What is asked - Transcribe the records below in full; pictures stay out of the copy.

Dataset -
++++

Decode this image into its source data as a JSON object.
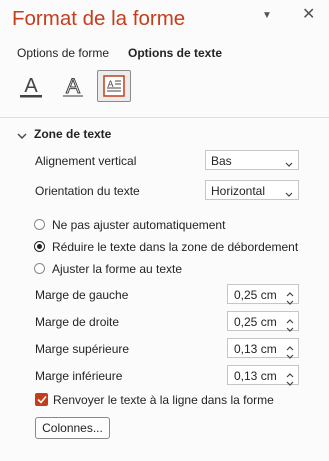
{
  "pane": {
    "title": "Format de la forme",
    "tabs": [
      "Options de forme",
      "Options de texte"
    ],
    "active_tab": "Options de texte",
    "icon_tabs": [
      "text-fill-outline-icon",
      "text-effects-icon",
      "text-box-icon"
    ],
    "selected_icon_tab": "text-box-icon"
  },
  "section": {
    "title": "Zone de texte",
    "expanded": true
  },
  "fields": {
    "vertical_alignment": {
      "label": "Alignement vertical",
      "value": "Bas"
    },
    "text_direction": {
      "label": "Orientation du texte",
      "value": "Horizontal"
    }
  },
  "autofit_options": [
    {
      "label": "Ne pas ajuster automatiquement",
      "selected": false
    },
    {
      "label": "Réduire le texte dans la zone de débordement",
      "selected": true
    },
    {
      "label": "Ajuster la forme au texte",
      "selected": false
    }
  ],
  "margins": [
    {
      "label": "Marge de gauche",
      "value": "0,25 cm"
    },
    {
      "label": "Marge de droite",
      "value": "0,25 cm"
    },
    {
      "label": "Marge supérieure",
      "value": "0,13 cm"
    },
    {
      "label": "Marge inférieure",
      "value": "0,13 cm"
    }
  ],
  "wrap_text": {
    "label": "Renvoyer le texte à la ligne dans la forme",
    "checked": true
  },
  "columns_button": "Colonnes...",
  "colors": {
    "accent": "#c43e1c",
    "text": "#252423",
    "border": "#c8c6c4"
  }
}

++++

Solved problem -
Decode this image into its source data as a JSON object.
{
  "pane": {
    "title": "Format de la forme",
    "tabs": [
      "Options de forme",
      "Options de texte"
    ],
    "active_tab": "Options de texte",
    "icon_tabs": [
      "text-fill-outline-icon",
      "text-effects-icon",
      "text-box-icon"
    ],
    "selected_icon_tab": "text-box-icon"
  },
  "section": {
    "title": "Zone de texte",
    "expanded": true
  },
  "fields": {
    "vertical_alignment": {
      "label": "Alignement vertical",
      "value": "Bas"
    },
    "text_direction": {
      "label": "Orientation du texte",
      "value": "Horizontal"
    }
  },
  "autofit_options": [
    {
      "label": "Ne pas ajuster automatiquement",
      "selected": false
    },
    {
      "label": "Réduire le texte dans la zone de débordement",
      "selected": true
    },
    {
      "label": "Ajuster la forme au texte",
      "selected": false
    }
  ],
  "margins": [
    {
      "label": "Marge de gauche",
      "value": "0,25 cm"
    },
    {
      "label": "Marge de droite",
      "value": "0,25 cm"
    },
    {
      "label": "Marge supérieure",
      "value": "0,13 cm"
    },
    {
      "label": "Marge inférieure",
      "value": "0,13 cm"
    }
  ],
  "wrap_text": {
    "label": "Renvoyer le texte à la ligne dans la forme",
    "checked": true
  },
  "columns_button": "Colonnes...",
  "colors": {
    "accent": "#c43e1c",
    "text": "#252423",
    "border": "#c8c6c4"
  }
}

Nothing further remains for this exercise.